• _Entries supplied_:
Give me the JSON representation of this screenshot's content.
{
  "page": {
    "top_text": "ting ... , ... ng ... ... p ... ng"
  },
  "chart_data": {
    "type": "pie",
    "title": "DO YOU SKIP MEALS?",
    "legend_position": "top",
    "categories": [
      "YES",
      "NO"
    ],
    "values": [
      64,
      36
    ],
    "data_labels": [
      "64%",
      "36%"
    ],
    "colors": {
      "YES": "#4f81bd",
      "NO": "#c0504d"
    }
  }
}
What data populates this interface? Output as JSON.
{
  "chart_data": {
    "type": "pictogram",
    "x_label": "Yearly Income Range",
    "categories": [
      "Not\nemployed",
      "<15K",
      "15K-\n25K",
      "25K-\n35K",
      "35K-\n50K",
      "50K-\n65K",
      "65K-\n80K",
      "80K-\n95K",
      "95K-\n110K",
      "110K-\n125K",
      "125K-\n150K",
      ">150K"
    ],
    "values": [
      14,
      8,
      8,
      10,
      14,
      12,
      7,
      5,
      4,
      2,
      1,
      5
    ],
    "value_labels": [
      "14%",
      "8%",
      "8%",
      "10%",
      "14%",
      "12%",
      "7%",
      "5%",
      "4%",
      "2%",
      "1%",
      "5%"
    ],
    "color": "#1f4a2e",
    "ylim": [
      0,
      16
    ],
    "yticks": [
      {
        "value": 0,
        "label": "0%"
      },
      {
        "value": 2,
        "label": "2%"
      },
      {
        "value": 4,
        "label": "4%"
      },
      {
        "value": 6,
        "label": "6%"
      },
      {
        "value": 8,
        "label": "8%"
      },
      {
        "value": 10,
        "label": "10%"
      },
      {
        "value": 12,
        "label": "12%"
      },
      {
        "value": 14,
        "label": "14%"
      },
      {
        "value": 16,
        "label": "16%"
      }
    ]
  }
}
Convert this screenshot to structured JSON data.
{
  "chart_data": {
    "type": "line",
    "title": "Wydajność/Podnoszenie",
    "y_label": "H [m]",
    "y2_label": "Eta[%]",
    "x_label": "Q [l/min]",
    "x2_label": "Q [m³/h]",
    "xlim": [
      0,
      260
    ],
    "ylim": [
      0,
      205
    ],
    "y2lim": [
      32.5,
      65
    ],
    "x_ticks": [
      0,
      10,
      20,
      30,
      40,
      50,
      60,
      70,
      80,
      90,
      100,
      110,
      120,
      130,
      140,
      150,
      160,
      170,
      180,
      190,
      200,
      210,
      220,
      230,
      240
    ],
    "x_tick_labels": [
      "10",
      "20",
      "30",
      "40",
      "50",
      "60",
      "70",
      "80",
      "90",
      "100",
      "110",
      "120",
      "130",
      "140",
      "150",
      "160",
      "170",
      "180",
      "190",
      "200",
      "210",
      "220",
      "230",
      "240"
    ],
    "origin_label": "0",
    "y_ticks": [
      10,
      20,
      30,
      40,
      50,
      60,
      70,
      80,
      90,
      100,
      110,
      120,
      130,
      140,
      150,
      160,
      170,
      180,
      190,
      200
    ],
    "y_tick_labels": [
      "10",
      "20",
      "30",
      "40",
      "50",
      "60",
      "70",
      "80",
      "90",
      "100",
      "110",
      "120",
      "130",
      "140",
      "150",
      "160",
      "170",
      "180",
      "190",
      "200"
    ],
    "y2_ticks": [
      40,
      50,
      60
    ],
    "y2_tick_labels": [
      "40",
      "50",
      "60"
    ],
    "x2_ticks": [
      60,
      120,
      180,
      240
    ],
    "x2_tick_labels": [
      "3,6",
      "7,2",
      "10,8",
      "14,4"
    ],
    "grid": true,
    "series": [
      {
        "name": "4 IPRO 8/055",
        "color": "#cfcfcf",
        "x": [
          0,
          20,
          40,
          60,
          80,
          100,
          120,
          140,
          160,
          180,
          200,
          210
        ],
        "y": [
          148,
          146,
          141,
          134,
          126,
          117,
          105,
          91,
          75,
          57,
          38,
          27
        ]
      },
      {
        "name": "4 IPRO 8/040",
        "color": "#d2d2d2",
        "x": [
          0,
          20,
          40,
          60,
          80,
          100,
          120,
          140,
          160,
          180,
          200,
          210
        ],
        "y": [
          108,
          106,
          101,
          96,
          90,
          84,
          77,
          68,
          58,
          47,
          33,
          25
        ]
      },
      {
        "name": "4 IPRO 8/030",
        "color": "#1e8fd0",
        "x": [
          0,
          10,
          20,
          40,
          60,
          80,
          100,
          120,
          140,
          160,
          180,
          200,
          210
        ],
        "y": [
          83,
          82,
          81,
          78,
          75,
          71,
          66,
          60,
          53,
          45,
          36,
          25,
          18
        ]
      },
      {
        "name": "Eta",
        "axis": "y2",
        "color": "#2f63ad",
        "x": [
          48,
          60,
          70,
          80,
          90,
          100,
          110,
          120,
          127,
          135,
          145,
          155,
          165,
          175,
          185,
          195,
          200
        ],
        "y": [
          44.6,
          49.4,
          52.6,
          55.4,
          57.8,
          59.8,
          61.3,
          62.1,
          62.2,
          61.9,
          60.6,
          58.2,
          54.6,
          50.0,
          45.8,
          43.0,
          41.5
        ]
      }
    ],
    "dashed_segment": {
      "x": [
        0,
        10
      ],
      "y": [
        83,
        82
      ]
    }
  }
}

• _Work instructions_: From the data above, extract every line in its exact form.

• _The response_:
Give me the JSON representation of this screenshot's content.
{
  "page": {
    "top_text": "ting ... , ... ng ... ... p ... ng"
  },
  "chart_data": {
    "type": "pie",
    "title": "DO YOU SKIP MEALS?",
    "legend_position": "top",
    "categories": [
      "YES",
      "NO"
    ],
    "values": [
      64,
      36
    ],
    "data_labels": [
      "64%",
      "36%"
    ],
    "colors": {
      "YES": "#4f81bd",
      "NO": "#c0504d"
    }
  }
}
What data populates this interface? Output as JSON.
{
  "chart_data": {
    "type": "pictogram",
    "x_label": "Yearly Income Range",
    "categories": [
      "Not\nemployed",
      "<15K",
      "15K-\n25K",
      "25K-\n35K",
      "35K-\n50K",
      "50K-\n65K",
      "65K-\n80K",
      "80K-\n95K",
      "95K-\n110K",
      "110K-\n125K",
      "125K-\n150K",
      ">150K"
    ],
    "values": [
      14,
      8,
      8,
      10,
      14,
      12,
      7,
      5,
      4,
      2,
      1,
      5
    ],
    "value_labels": [
      "14%",
      "8%",
      "8%",
      "10%",
      "14%",
      "12%",
      "7%",
      "5%",
      "4%",
      "2%",
      "1%",
      "5%"
    ],
    "color": "#1f4a2e",
    "ylim": [
      0,
      16
    ],
    "yticks": [
      {
        "value": 0,
        "label": "0%"
      },
      {
        "value": 2,
        "label": "2%"
      },
      {
        "value": 4,
        "label": "4%"
      },
      {
        "value": 6,
        "label": "6%"
      },
      {
        "value": 8,
        "label": "8%"
      },
      {
        "value": 10,
        "label": "10%"
      },
      {
        "value": 12,
        "label": "12%"
      },
      {
        "value": 14,
        "label": "14%"
      },
      {
        "value": 16,
        "label": "16%"
      }
    ]
  }
}
Convert this screenshot to structured JSON data.
{
  "chart_data": {
    "type": "line",
    "title": "Wydajność/Podnoszenie",
    "y_label": "H [m]",
    "y2_label": "Eta[%]",
    "x_label": "Q [l/min]",
    "x2_label": "Q [m³/h]",
    "xlim": [
      0,
      260
    ],
    "ylim": [
      0,
      205
    ],
    "y2lim": [
      32.5,
      65
    ],
    "x_ticks": [
      0,
      10,
      20,
      30,
      40,
      50,
      60,
      70,
      80,
      90,
      100,
      110,
      120,
      130,
      140,
      150,
      160,
      170,
      180,
      190,
      200,
      210,
      220,
      230,
      240
    ],
    "x_tick_labels": [
      "10",
      "20",
      "30",
      "40",
      "50",
      "60",
      "70",
      "80",
      "90",
      "100",
      "110",
      "120",
      "130",
      "140",
      "150",
      "160",
      "170",
      "180",
      "190",
      "200",
      "210",
      "220",
      "230",
      "240"
    ],
    "origin_label": "0",
    "y_ticks": [
      10,
      20,
      30,
      40,
      50,
      60,
      70,
      80,
      90,
      100,
      110,
      120,
      130,
      140,
      150,
      160,
      170,
      180,
      190,
      200
    ],
    "y_tick_labels": [
      "10",
      "20",
      "30",
      "40",
      "50",
      "60",
      "70",
      "80",
      "90",
      "100",
      "110",
      "120",
      "130",
      "140",
      "150",
      "160",
      "170",
      "180",
      "190",
      "200"
    ],
    "y2_ticks": [
      40,
      50,
      60
    ],
    "y2_tick_labels": [
      "40",
      "50",
      "60"
    ],
    "x2_ticks": [
      60,
      120,
      180,
      240
    ],
    "x2_tick_labels": [
      "3,6",
      "7,2",
      "10,8",
      "14,4"
    ],
    "grid": true,
    "series": [
      {
        "name": "4 IPRO 8/055",
        "color": "#cfcfcf",
        "x": [
          0,
          20,
          40,
          60,
          80,
          100,
          120,
          140,
          160,
          180,
          200,
          210
        ],
        "y": [
          148,
          146,
          141,
          134,
          126,
          117,
          105,
          91,
          75,
          57,
          38,
          27
        ]
      },
      {
        "name": "4 IPRO 8/040",
        "color": "#d2d2d2",
        "x": [
          0,
          20,
          40,
          60,
          80,
          100,
          120,
          140,
          160,
          180,
          200,
          210
        ],
        "y": [
          108,
          106,
          101,
          96,
          90,
          84,
          77,
          68,
          58,
          47,
          33,
          25
        ]
      },
      {
        "name": "4 IPRO 8/030",
        "color": "#1e8fd0",
        "x": [
          0,
          10,
          20,
          40,
          60,
          80,
          100,
          120,
          140,
          160,
          180,
          200,
          210
        ],
        "y": [
          83,
          82,
          81,
          78,
          75,
          71,
          66,
          60,
          53,
          45,
          36,
          25,
          18
        ]
      },
      {
        "name": "Eta",
        "axis": "y2",
        "color": "#2f63ad",
        "x": [
          48,
          60,
          70,
          80,
          90,
          100,
          110,
          120,
          127,
          135,
          145,
          155,
          165,
          175,
          185,
          195,
          200
        ],
        "y": [
          44.6,
          49.4,
          52.6,
          55.4,
          57.8,
          59.8,
          61.3,
          62.1,
          62.2,
          61.9,
          60.6,
          58.2,
          54.6,
          50.0,
          45.8,
          43.0,
          41.5
        ]
      }
    ],
    "dashed_segment": {
      "x": [
        0,
        10
      ],
      "y": [
        83,
        82
      ]
    }
  }
}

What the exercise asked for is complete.